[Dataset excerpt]
__________

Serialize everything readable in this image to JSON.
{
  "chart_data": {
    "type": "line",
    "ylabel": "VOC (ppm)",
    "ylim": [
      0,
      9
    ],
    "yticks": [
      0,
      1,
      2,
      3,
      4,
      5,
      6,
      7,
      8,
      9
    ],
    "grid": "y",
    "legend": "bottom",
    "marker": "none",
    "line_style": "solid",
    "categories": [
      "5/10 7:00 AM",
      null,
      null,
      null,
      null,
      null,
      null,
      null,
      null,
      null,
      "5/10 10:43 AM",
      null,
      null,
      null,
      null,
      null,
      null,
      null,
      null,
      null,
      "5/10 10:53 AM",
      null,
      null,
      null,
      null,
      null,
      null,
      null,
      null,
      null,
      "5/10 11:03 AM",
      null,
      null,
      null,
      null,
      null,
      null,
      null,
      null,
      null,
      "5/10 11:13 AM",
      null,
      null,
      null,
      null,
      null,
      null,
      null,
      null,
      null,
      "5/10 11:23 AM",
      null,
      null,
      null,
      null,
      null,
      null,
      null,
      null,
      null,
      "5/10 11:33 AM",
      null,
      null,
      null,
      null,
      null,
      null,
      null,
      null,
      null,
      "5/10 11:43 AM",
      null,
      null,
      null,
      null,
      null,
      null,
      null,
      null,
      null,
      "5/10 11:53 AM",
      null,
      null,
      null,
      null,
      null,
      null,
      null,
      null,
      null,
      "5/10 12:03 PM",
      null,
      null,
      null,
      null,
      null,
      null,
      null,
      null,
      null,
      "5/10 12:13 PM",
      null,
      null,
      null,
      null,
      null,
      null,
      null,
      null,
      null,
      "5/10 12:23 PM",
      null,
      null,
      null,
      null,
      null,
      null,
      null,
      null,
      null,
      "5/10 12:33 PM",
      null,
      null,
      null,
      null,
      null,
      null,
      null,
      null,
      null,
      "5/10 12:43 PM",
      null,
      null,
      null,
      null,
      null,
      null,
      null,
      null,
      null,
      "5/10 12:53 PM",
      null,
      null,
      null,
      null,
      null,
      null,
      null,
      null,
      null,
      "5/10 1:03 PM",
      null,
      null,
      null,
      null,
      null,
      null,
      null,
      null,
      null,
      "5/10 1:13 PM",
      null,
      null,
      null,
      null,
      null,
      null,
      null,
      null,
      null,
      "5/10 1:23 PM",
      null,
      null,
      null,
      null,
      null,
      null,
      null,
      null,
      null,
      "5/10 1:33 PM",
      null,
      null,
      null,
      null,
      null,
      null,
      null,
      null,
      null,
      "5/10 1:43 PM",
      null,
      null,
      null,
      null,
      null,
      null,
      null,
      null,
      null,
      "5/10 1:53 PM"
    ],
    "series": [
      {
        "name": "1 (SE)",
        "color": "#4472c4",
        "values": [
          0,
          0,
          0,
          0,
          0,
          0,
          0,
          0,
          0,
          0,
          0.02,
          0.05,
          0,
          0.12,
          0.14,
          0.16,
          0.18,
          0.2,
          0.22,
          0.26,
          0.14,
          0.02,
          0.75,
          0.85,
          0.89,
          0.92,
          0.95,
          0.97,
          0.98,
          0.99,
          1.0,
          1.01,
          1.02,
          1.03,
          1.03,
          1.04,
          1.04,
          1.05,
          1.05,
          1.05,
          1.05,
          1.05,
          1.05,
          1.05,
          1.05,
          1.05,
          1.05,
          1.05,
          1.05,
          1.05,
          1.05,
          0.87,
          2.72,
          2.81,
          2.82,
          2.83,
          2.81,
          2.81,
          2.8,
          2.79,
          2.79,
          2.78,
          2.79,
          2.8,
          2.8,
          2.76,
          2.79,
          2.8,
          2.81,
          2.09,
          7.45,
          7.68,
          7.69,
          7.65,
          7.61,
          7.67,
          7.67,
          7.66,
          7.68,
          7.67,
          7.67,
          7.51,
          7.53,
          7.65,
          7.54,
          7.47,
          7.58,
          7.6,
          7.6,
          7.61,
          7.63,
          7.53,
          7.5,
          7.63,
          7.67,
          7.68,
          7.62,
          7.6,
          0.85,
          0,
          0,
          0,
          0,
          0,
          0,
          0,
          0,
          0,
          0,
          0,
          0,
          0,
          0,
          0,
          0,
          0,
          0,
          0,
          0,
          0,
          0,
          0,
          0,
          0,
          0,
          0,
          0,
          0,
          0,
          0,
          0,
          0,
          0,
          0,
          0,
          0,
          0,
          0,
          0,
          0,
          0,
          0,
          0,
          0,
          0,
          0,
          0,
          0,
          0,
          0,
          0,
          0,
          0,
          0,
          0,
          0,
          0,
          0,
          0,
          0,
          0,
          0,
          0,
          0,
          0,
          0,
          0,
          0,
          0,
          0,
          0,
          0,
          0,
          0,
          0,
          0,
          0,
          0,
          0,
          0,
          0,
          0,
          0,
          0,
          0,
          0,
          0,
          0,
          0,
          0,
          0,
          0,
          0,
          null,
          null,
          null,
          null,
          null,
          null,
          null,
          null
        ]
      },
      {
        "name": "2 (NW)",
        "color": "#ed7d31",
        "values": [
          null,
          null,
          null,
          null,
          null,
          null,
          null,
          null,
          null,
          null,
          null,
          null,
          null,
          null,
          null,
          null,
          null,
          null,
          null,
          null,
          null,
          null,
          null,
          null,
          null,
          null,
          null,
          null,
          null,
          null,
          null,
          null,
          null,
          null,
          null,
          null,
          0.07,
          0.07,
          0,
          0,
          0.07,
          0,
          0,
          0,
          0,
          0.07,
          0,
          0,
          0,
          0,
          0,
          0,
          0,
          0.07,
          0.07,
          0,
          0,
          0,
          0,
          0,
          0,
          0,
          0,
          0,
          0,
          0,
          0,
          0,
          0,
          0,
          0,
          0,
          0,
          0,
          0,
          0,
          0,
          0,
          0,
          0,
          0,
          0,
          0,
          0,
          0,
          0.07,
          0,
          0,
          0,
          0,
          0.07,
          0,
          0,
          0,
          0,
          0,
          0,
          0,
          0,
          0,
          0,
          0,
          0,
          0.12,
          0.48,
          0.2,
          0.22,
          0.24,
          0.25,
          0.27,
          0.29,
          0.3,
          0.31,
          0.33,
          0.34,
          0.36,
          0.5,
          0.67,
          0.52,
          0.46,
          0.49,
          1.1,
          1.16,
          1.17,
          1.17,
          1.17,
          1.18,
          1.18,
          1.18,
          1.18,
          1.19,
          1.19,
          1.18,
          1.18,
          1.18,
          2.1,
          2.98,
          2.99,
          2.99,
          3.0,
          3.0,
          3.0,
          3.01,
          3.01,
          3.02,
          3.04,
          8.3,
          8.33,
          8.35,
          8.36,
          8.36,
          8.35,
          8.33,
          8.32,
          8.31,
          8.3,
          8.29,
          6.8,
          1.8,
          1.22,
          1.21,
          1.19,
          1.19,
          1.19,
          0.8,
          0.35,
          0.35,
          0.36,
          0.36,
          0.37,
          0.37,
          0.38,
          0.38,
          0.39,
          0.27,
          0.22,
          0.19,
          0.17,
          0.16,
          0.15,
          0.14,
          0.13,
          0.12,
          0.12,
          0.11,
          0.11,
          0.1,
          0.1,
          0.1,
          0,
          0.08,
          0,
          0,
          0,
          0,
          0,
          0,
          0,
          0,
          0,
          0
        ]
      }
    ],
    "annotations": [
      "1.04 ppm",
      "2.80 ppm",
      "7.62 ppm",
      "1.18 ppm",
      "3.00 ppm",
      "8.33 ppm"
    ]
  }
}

__________

- [Task goal]:
Every record above must be duplicated exactly.

- [The solution]:
Serialize everything readable in this image to JSON.
{
  "chart_data": {
    "type": "line",
    "ylabel": "VOC (ppm)",
    "ylim": [
      0,
      9
    ],
    "yticks": [
      0,
      1,
      2,
      3,
      4,
      5,
      6,
      7,
      8,
      9
    ],
    "grid": "y",
    "legend": "bottom",
    "marker": "none",
    "line_style": "solid",
    "categories": [
      "5/10 7:00 AM",
      null,
      null,
      null,
      null,
      null,
      null,
      null,
      null,
      null,
      "5/10 10:43 AM",
      null,
      null,
      null,
      null,
      null,
      null,
      null,
      null,
      null,
      "5/10 10:53 AM",
      null,
      null,
      null,
      null,
      null,
      null,
      null,
      null,
      null,
      "5/10 11:03 AM",
      null,
      null,
      null,
      null,
      null,
      null,
      null,
      null,
      null,
      "5/10 11:13 AM",
      null,
      null,
      null,
      null,
      null,
      null,
      null,
      null,
      null,
      "5/10 11:23 AM",
      null,
      null,
      null,
      null,
      null,
      null,
      null,
      null,
      null,
      "5/10 11:33 AM",
      null,
      null,
      null,
      null,
      null,
      null,
      null,
      null,
      null,
      "5/10 11:43 AM",
      null,
      null,
      null,
      null,
      null,
      null,
      null,
      null,
      null,
      "5/10 11:53 AM",
      null,
      null,
      null,
      null,
      null,
      null,
      null,
      null,
      null,
      "5/10 12:03 PM",
      null,
      null,
      null,
      null,
      null,
      null,
      null,
      null,
      null,
      "5/10 12:13 PM",
      null,
      null,
      null,
      null,
      null,
      null,
      null,
      null,
      null,
      "5/10 12:23 PM",
      null,
      null,
      null,
      null,
      null,
      null,
      null,
      null,
      null,
      "5/10 12:33 PM",
      null,
      null,
      null,
      null,
      null,
      null,
      null,
      null,
      null,
      "5/10 12:43 PM",
      null,
      null,
      null,
      null,
      null,
      null,
      null,
      null,
      null,
      "5/10 12:53 PM",
      null,
      null,
      null,
      null,
      null,
      null,
      null,
      null,
      null,
      "5/10 1:03 PM",
      null,
      null,
      null,
      null,
      null,
      null,
      null,
      null,
      null,
      "5/10 1:13 PM",
      null,
      null,
      null,
      null,
      null,
      null,
      null,
      null,
      null,
      "5/10 1:23 PM",
      null,
      null,
      null,
      null,
      null,
      null,
      null,
      null,
      null,
      "5/10 1:33 PM",
      null,
      null,
      null,
      null,
      null,
      null,
      null,
      null,
      null,
      "5/10 1:43 PM",
      null,
      null,
      null,
      null,
      null,
      null,
      null,
      null,
      null,
      "5/10 1:53 PM"
    ],
    "series": [
      {
        "name": "1 (SE)",
        "color": "#4472c4",
        "values": [
          0,
          0,
          0,
          0,
          0,
          0,
          0,
          0,
          0,
          0,
          0.02,
          0.05,
          0,
          0.12,
          0.14,
          0.16,
          0.18,
          0.2,
          0.22,
          0.26,
          0.14,
          0.02,
          0.75,
          0.85,
          0.89,
          0.92,
          0.95,
          0.97,
          0.98,
          0.99,
          1.0,
          1.01,
          1.02,
          1.03,
          1.03,
          1.04,
          1.04,
          1.05,
          1.05,
          1.05,
          1.05,
          1.05,
          1.05,
          1.05,
          1.05,
          1.05,
          1.05,
          1.05,
          1.05,
          1.05,
          1.05,
          0.87,
          2.72,
          2.81,
          2.82,
          2.83,
          2.81,
          2.81,
          2.8,
          2.79,
          2.79,
          2.78,
          2.79,
          2.8,
          2.8,
          2.76,
          2.79,
          2.8,
          2.81,
          2.09,
          7.45,
          7.68,
          7.69,
          7.65,
          7.61,
          7.67,
          7.67,
          7.66,
          7.68,
          7.67,
          7.67,
          7.51,
          7.53,
          7.65,
          7.54,
          7.47,
          7.58,
          7.6,
          7.6,
          7.61,
          7.63,
          7.53,
          7.5,
          7.63,
          7.67,
          7.68,
          7.62,
          7.6,
          0.85,
          0,
          0,
          0,
          0,
          0,
          0,
          0,
          0,
          0,
          0,
          0,
          0,
          0,
          0,
          0,
          0,
          0,
          0,
          0,
          0,
          0,
          0,
          0,
          0,
          0,
          0,
          0,
          0,
          0,
          0,
          0,
          0,
          0,
          0,
          0,
          0,
          0,
          0,
          0,
          0,
          0,
          0,
          0,
          0,
          0,
          0,
          0,
          0,
          0,
          0,
          0,
          0,
          0,
          0,
          0,
          0,
          0,
          0,
          0,
          0,
          0,
          0,
          0,
          0,
          0,
          0,
          0,
          0,
          0,
          0,
          0,
          0,
          0,
          0,
          0,
          0,
          0,
          0,
          0,
          0,
          0,
          0,
          0,
          0,
          0,
          0,
          0,
          0,
          0,
          0,
          0,
          0,
          0,
          0,
          null,
          null,
          null,
          null,
          null,
          null,
          null,
          null
        ]
      },
      {
        "name": "2 (NW)",
        "color": "#ed7d31",
        "values": [
          null,
          null,
          null,
          null,
          null,
          null,
          null,
          null,
          null,
          null,
          null,
          null,
          null,
          null,
          null,
          null,
          null,
          null,
          null,
          null,
          null,
          null,
          null,
          null,
          null,
          null,
          null,
          null,
          null,
          null,
          null,
          null,
          null,
          null,
          null,
          null,
          0.07,
          0.07,
          0,
          0,
          0.07,
          0,
          0,
          0,
          0,
          0.07,
          0,
          0,
          0,
          0,
          0,
          0,
          0,
          0.07,
          0.07,
          0,
          0,
          0,
          0,
          0,
          0,
          0,
          0,
          0,
          0,
          0,
          0,
          0,
          0,
          0,
          0,
          0,
          0,
          0,
          0,
          0,
          0,
          0,
          0,
          0,
          0,
          0,
          0,
          0,
          0,
          0.07,
          0,
          0,
          0,
          0,
          0.07,
          0,
          0,
          0,
          0,
          0,
          0,
          0,
          0,
          0,
          0,
          0,
          0,
          0.12,
          0.48,
          0.2,
          0.22,
          0.24,
          0.25,
          0.27,
          0.29,
          0.3,
          0.31,
          0.33,
          0.34,
          0.36,
          0.5,
          0.67,
          0.52,
          0.46,
          0.49,
          1.1,
          1.16,
          1.17,
          1.17,
          1.17,
          1.18,
          1.18,
          1.18,
          1.18,
          1.19,
          1.19,
          1.18,
          1.18,
          1.18,
          2.1,
          2.98,
          2.99,
          2.99,
          3.0,
          3.0,
          3.0,
          3.01,
          3.01,
          3.02,
          3.04,
          8.3,
          8.33,
          8.35,
          8.36,
          8.36,
          8.35,
          8.33,
          8.32,
          8.31,
          8.3,
          8.29,
          6.8,
          1.8,
          1.22,
          1.21,
          1.19,
          1.19,
          1.19,
          0.8,
          0.35,
          0.35,
          0.36,
          0.36,
          0.37,
          0.37,
          0.38,
          0.38,
          0.39,
          0.27,
          0.22,
          0.19,
          0.17,
          0.16,
          0.15,
          0.14,
          0.13,
          0.12,
          0.12,
          0.11,
          0.11,
          0.1,
          0.1,
          0.1,
          0,
          0.08,
          0,
          0,
          0,
          0,
          0,
          0,
          0,
          0,
          0,
          0
        ]
      }
    ],
    "annotations": [
      "1.04 ppm",
      "2.80 ppm",
      "7.62 ppm",
      "1.18 ppm",
      "3.00 ppm",
      "8.33 ppm"
    ]
  }
}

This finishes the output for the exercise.